*THE REQUEST*: Using the listing below, report all lines holding the word "Services".

*RECORD EXTRACTS*:
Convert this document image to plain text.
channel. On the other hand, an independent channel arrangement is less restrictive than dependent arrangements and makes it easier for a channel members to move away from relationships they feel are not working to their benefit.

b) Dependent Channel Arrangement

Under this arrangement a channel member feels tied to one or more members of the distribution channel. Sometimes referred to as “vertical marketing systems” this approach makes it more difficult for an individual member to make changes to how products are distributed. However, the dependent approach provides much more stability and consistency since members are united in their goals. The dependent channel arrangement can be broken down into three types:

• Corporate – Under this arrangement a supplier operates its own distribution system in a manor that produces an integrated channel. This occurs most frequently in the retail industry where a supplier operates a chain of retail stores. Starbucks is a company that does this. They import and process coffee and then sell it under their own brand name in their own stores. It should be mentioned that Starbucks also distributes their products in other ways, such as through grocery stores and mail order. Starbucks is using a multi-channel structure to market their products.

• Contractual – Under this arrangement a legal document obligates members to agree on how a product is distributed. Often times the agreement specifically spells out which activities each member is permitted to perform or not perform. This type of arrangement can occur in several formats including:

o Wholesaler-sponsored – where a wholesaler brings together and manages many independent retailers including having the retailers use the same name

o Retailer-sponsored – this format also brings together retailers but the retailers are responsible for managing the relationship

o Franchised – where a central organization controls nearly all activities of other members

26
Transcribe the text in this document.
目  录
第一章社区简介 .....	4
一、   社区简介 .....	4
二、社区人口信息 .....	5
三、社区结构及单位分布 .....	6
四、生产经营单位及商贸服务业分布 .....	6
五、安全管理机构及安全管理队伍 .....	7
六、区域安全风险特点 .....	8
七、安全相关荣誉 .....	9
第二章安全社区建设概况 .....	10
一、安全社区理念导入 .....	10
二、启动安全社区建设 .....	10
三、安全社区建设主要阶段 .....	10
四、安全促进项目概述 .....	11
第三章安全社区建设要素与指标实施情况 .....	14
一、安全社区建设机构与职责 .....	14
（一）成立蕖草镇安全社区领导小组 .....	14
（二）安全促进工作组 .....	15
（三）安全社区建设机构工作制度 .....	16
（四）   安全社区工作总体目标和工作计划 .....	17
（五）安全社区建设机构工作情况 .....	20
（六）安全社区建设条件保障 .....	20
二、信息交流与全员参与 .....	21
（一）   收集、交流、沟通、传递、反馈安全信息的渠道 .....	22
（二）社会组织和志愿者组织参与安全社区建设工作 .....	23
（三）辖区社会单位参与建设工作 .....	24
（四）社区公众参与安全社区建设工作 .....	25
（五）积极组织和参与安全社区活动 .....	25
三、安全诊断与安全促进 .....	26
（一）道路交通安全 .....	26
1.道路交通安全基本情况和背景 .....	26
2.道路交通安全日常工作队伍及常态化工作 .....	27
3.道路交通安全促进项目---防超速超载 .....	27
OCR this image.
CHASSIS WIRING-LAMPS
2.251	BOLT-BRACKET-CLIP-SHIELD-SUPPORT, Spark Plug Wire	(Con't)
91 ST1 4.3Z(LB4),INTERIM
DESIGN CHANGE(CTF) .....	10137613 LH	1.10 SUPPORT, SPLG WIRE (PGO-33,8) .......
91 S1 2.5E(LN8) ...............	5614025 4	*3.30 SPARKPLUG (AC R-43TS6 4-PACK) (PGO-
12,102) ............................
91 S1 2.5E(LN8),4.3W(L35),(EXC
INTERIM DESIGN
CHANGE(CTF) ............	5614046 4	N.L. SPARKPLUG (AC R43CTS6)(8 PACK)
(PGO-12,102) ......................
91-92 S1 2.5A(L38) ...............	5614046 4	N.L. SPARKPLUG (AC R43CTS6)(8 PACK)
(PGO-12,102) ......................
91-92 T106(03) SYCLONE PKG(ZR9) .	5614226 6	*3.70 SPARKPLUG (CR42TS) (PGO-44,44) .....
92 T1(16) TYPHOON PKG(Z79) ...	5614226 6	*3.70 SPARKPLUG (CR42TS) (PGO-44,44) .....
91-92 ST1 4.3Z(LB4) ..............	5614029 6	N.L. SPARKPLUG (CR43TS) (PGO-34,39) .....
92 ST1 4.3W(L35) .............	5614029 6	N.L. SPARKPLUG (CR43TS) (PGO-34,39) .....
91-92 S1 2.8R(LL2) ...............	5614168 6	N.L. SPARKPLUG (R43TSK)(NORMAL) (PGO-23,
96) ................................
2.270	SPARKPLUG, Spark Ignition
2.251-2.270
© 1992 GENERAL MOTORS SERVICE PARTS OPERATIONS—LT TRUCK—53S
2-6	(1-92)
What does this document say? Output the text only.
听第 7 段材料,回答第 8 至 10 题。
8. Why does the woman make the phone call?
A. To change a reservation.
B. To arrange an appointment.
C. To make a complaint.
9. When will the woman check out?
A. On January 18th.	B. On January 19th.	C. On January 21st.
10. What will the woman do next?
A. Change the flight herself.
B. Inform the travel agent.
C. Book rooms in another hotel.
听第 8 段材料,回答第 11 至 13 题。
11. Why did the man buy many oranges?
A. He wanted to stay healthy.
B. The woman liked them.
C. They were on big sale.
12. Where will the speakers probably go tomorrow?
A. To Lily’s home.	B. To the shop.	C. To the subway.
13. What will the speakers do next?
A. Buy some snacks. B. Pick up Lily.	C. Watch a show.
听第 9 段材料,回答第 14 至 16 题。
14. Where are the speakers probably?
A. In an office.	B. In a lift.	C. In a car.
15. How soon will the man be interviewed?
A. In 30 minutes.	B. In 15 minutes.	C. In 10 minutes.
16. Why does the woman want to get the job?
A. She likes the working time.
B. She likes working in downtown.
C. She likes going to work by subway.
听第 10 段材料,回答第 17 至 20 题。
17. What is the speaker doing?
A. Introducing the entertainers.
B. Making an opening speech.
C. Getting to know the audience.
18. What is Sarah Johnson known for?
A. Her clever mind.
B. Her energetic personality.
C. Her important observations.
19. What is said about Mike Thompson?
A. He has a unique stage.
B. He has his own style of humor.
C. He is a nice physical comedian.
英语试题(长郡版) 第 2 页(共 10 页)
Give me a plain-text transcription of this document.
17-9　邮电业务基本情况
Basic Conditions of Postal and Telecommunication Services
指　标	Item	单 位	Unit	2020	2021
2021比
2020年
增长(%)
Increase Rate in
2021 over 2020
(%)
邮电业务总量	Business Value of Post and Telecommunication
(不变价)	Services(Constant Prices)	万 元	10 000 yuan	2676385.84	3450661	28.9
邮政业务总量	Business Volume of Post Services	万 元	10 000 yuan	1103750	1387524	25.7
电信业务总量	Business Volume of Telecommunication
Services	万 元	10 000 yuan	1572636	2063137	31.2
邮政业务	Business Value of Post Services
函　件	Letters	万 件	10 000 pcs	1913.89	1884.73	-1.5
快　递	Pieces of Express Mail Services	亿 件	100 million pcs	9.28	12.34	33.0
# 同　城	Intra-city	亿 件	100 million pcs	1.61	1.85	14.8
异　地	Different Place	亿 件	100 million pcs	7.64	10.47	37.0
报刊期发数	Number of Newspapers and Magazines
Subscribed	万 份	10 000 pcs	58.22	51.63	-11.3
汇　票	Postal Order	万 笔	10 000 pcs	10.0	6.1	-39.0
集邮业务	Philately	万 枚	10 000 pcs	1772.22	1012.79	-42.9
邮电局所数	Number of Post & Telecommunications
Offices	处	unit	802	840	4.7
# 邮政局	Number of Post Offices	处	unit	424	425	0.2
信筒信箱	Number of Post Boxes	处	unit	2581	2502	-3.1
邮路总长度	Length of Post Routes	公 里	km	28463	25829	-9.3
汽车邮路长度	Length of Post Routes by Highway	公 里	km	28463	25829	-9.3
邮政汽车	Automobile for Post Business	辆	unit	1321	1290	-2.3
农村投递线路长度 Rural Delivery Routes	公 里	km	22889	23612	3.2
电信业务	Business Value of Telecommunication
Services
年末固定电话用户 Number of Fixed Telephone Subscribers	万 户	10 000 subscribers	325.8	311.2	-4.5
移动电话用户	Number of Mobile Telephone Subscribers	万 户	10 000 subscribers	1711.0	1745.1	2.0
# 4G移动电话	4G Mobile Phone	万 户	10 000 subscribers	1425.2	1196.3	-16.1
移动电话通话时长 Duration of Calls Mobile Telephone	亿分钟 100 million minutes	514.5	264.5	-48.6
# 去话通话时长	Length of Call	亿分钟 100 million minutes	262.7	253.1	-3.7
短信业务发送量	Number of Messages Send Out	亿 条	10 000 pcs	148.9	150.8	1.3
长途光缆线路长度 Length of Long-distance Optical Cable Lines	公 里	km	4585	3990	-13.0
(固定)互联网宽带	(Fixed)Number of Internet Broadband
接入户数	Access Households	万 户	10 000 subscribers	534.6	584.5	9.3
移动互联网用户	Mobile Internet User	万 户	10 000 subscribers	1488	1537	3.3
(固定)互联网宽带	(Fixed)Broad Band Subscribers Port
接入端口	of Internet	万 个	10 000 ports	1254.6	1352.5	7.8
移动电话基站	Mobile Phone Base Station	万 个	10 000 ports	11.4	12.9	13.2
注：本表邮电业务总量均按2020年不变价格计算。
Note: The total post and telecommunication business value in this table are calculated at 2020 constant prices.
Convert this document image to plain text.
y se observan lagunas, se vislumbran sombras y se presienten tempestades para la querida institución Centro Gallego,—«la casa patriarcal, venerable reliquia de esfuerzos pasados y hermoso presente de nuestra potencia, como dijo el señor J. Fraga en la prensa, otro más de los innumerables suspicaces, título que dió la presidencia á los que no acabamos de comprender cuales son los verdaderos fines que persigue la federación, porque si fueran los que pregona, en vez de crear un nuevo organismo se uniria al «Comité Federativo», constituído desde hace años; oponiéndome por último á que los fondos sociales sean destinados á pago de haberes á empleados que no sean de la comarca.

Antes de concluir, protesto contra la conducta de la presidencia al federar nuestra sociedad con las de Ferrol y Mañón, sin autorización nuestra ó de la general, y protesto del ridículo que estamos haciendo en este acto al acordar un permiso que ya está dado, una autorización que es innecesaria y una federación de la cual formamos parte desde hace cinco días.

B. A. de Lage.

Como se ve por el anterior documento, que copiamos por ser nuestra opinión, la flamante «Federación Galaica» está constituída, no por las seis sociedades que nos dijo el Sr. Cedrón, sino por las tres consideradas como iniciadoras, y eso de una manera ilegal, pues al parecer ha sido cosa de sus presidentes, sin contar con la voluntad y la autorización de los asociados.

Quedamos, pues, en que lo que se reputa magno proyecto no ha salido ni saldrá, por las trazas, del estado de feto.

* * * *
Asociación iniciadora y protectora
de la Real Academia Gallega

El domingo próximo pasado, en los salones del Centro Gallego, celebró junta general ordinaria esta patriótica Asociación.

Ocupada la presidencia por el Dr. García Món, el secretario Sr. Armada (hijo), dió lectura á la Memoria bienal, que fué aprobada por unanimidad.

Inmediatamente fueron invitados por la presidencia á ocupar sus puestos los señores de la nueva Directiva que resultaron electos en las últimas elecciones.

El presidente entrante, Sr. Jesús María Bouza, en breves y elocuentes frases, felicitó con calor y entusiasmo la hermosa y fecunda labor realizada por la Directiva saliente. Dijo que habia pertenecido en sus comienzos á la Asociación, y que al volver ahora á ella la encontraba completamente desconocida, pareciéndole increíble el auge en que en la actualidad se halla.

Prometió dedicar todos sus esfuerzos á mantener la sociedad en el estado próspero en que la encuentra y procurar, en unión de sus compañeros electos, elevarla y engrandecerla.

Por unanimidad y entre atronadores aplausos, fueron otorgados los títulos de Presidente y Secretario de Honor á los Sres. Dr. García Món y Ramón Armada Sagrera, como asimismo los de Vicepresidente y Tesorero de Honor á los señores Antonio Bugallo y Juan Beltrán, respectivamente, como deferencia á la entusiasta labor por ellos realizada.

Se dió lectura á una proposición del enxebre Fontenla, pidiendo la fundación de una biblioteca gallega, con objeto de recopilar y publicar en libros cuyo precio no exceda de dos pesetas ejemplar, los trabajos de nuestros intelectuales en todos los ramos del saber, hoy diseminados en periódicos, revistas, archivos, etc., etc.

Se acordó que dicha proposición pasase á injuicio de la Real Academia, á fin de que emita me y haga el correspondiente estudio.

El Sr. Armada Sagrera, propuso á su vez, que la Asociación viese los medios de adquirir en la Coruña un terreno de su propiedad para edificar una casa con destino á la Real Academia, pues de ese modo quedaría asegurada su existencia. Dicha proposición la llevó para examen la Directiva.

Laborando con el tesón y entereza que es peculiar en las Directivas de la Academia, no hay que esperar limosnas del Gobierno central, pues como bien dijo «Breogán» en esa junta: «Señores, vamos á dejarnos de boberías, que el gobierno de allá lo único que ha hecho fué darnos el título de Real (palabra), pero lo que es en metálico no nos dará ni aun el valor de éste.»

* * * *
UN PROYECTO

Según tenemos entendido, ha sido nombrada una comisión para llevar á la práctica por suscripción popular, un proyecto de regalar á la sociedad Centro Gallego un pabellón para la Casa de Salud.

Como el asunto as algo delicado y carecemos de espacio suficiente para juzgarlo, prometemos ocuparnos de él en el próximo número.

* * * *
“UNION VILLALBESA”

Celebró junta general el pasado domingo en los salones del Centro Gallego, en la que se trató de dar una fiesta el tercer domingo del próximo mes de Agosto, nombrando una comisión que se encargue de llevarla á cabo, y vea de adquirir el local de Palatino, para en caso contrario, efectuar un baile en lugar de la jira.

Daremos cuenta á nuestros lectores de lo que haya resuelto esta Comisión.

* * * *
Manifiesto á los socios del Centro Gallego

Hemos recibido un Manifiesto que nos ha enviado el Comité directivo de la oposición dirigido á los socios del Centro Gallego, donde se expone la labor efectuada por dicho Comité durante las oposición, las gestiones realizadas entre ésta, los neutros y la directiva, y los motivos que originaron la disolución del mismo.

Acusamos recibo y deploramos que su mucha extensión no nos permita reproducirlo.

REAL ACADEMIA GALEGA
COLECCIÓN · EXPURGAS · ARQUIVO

*ANSWER FOR THE TASK*:
Basic Conditions of Postal and Telecommunication Services
(不变价)	Services(Constant Prices)	万 元	10 000 yuan	2676385.84	3450661	28.9
邮政业务总量	Business Volume of Post Services	万 元	10 000 yuan	1103750	1387524	25.7
Services	万 元	10 000 yuan	1572636	2063137	31.2
邮政业务	Business Value of Post Services
快　递	Pieces of Express Mail Services	亿 件	100 million pcs	9.28	12.34	33.0
Services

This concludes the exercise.